> [WHAT IS BEING ASKED]: Copy all the entries below exactly, but not the pictures.

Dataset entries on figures
*-*-*

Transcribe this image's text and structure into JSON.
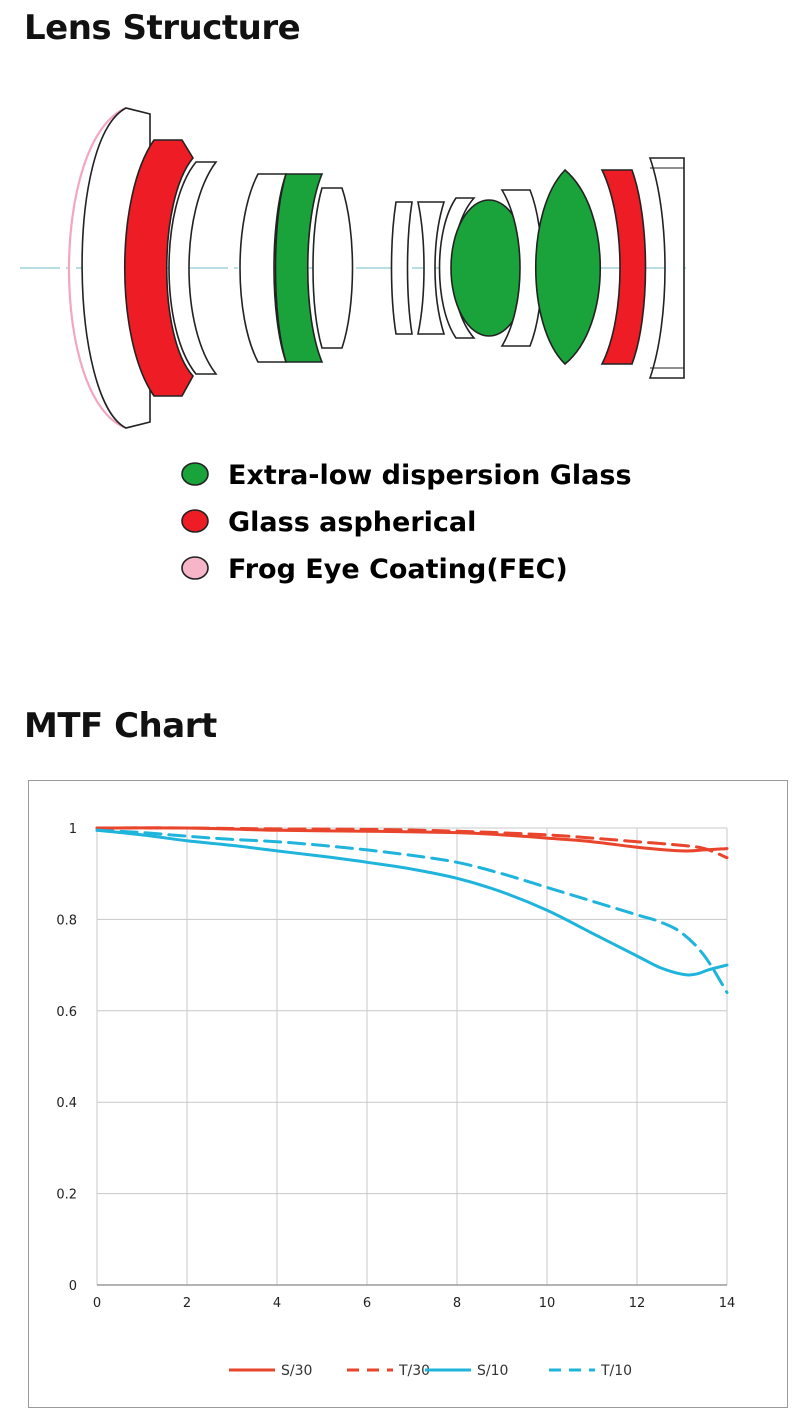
{
  "lens_structure": {
    "title": "Lens Structure",
    "legend": [
      {
        "label": "Extra-low dispersion Glass",
        "color": "#1aa33a"
      },
      {
        "label": "Glass aspherical",
        "color": "#ee1c24"
      },
      {
        "label": "Frog Eye Coating(FEC)",
        "color": "#f7b6c8"
      }
    ],
    "colors": {
      "ed": "#1aa33a",
      "asph": "#ee1c24",
      "fec": "#f4a6bd",
      "axis": "#b8dde3"
    }
  },
  "mtf": {
    "title": "MTF Chart"
  },
  "chart_data": {
    "type": "line",
    "xlim": [
      0,
      14
    ],
    "ylim": [
      0,
      1
    ],
    "x_ticks": [
      0,
      2,
      4,
      6,
      8,
      10,
      12,
      14
    ],
    "y_ticks": [
      0,
      0.2,
      0.4,
      0.6,
      0.8,
      1
    ],
    "y_tick_labels": [
      "0",
      "0.2",
      "0.4",
      "0.6",
      "0.8",
      "1"
    ],
    "grid": true,
    "legend_position": "bottom",
    "series": [
      {
        "name": "S/30",
        "color": "#e8452c",
        "dash": false,
        "points": [
          [
            0,
            1
          ],
          [
            2,
            1
          ],
          [
            4,
            0.995
          ],
          [
            6,
            0.993
          ],
          [
            8,
            0.99
          ],
          [
            9,
            0.985
          ],
          [
            10,
            0.978
          ],
          [
            11,
            0.97
          ],
          [
            12,
            0.958
          ],
          [
            13,
            0.95
          ],
          [
            13.5,
            0.952
          ],
          [
            14,
            0.955
          ]
        ]
      },
      {
        "name": "T/30",
        "color": "#e8452c",
        "dash": true,
        "points": [
          [
            0,
            1
          ],
          [
            2,
            1
          ],
          [
            4,
            0.998
          ],
          [
            6,
            0.997
          ],
          [
            8,
            0.993
          ],
          [
            10,
            0.985
          ],
          [
            11,
            0.978
          ],
          [
            12,
            0.97
          ],
          [
            13,
            0.962
          ],
          [
            13.5,
            0.955
          ],
          [
            14,
            0.935
          ]
        ]
      },
      {
        "name": "S/10",
        "color": "#1eb4dc",
        "dash": false,
        "points": [
          [
            0,
            0.995
          ],
          [
            1,
            0.985
          ],
          [
            2,
            0.972
          ],
          [
            3,
            0.962
          ],
          [
            4,
            0.95
          ],
          [
            5,
            0.938
          ],
          [
            6,
            0.925
          ],
          [
            7,
            0.91
          ],
          [
            8,
            0.89
          ],
          [
            9,
            0.86
          ],
          [
            10,
            0.82
          ],
          [
            11,
            0.77
          ],
          [
            12,
            0.72
          ],
          [
            12.5,
            0.695
          ],
          [
            13,
            0.68
          ],
          [
            13.3,
            0.68
          ],
          [
            13.6,
            0.69
          ],
          [
            14,
            0.7
          ]
        ]
      },
      {
        "name": "T/10",
        "color": "#1eb4dc",
        "dash": true,
        "points": [
          [
            0,
            0.995
          ],
          [
            1,
            0.99
          ],
          [
            2,
            0.982
          ],
          [
            3,
            0.975
          ],
          [
            4,
            0.97
          ],
          [
            5,
            0.962
          ],
          [
            6,
            0.952
          ],
          [
            7,
            0.94
          ],
          [
            8,
            0.925
          ],
          [
            9,
            0.9
          ],
          [
            10,
            0.87
          ],
          [
            11,
            0.84
          ],
          [
            12,
            0.81
          ],
          [
            12.5,
            0.795
          ],
          [
            13,
            0.77
          ],
          [
            13.5,
            0.72
          ],
          [
            14,
            0.64
          ]
        ]
      }
    ]
  }
}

*-*-*

> [ANSWER TO THIS EXERCISE]:
Transcribe this image's text and structure into JSON.
{
  "lens_structure": {
    "title": "Lens Structure",
    "legend": [
      {
        "label": "Extra-low dispersion Glass",
        "color": "#1aa33a"
      },
      {
        "label": "Glass aspherical",
        "color": "#ee1c24"
      },
      {
        "label": "Frog Eye Coating(FEC)",
        "color": "#f7b6c8"
      }
    ],
    "colors": {
      "ed": "#1aa33a",
      "asph": "#ee1c24",
      "fec": "#f4a6bd",
      "axis": "#b8dde3"
    }
  },
  "mtf": {
    "title": "MTF Chart"
  },
  "chart_data": {
    "type": "line",
    "xlim": [
      0,
      14
    ],
    "ylim": [
      0,
      1
    ],
    "x_ticks": [
      0,
      2,
      4,
      6,
      8,
      10,
      12,
      14
    ],
    "y_ticks": [
      0,
      0.2,
      0.4,
      0.6,
      0.8,
      1
    ],
    "y_tick_labels": [
      "0",
      "0.2",
      "0.4",
      "0.6",
      "0.8",
      "1"
    ],
    "grid": true,
    "legend_position": "bottom",
    "series": [
      {
        "name": "S/30",
        "color": "#e8452c",
        "dash": false,
        "points": [
          [
            0,
            1
          ],
          [
            2,
            1
          ],
          [
            4,
            0.995
          ],
          [
            6,
            0.993
          ],
          [
            8,
            0.99
          ],
          [
            9,
            0.985
          ],
          [
            10,
            0.978
          ],
          [
            11,
            0.97
          ],
          [
            12,
            0.958
          ],
          [
            13,
            0.95
          ],
          [
            13.5,
            0.952
          ],
          [
            14,
            0.955
          ]
        ]
      },
      {
        "name": "T/30",
        "color": "#e8452c",
        "dash": true,
        "points": [
          [
            0,
            1
          ],
          [
            2,
            1
          ],
          [
            4,
            0.998
          ],
          [
            6,
            0.997
          ],
          [
            8,
            0.993
          ],
          [
            10,
            0.985
          ],
          [
            11,
            0.978
          ],
          [
            12,
            0.97
          ],
          [
            13,
            0.962
          ],
          [
            13.5,
            0.955
          ],
          [
            14,
            0.935
          ]
        ]
      },
      {
        "name": "S/10",
        "color": "#1eb4dc",
        "dash": false,
        "points": [
          [
            0,
            0.995
          ],
          [
            1,
            0.985
          ],
          [
            2,
            0.972
          ],
          [
            3,
            0.962
          ],
          [
            4,
            0.95
          ],
          [
            5,
            0.938
          ],
          [
            6,
            0.925
          ],
          [
            7,
            0.91
          ],
          [
            8,
            0.89
          ],
          [
            9,
            0.86
          ],
          [
            10,
            0.82
          ],
          [
            11,
            0.77
          ],
          [
            12,
            0.72
          ],
          [
            12.5,
            0.695
          ],
          [
            13,
            0.68
          ],
          [
            13.3,
            0.68
          ],
          [
            13.6,
            0.69
          ],
          [
            14,
            0.7
          ]
        ]
      },
      {
        "name": "T/10",
        "color": "#1eb4dc",
        "dash": true,
        "points": [
          [
            0,
            0.995
          ],
          [
            1,
            0.99
          ],
          [
            2,
            0.982
          ],
          [
            3,
            0.975
          ],
          [
            4,
            0.97
          ],
          [
            5,
            0.962
          ],
          [
            6,
            0.952
          ],
          [
            7,
            0.94
          ],
          [
            8,
            0.925
          ],
          [
            9,
            0.9
          ],
          [
            10,
            0.87
          ],
          [
            11,
            0.84
          ],
          [
            12,
            0.81
          ],
          [
            12.5,
            0.795
          ],
          [
            13,
            0.77
          ],
          [
            13.5,
            0.72
          ],
          [
            14,
            0.64
          ]
        ]
      }
    ]
  }
}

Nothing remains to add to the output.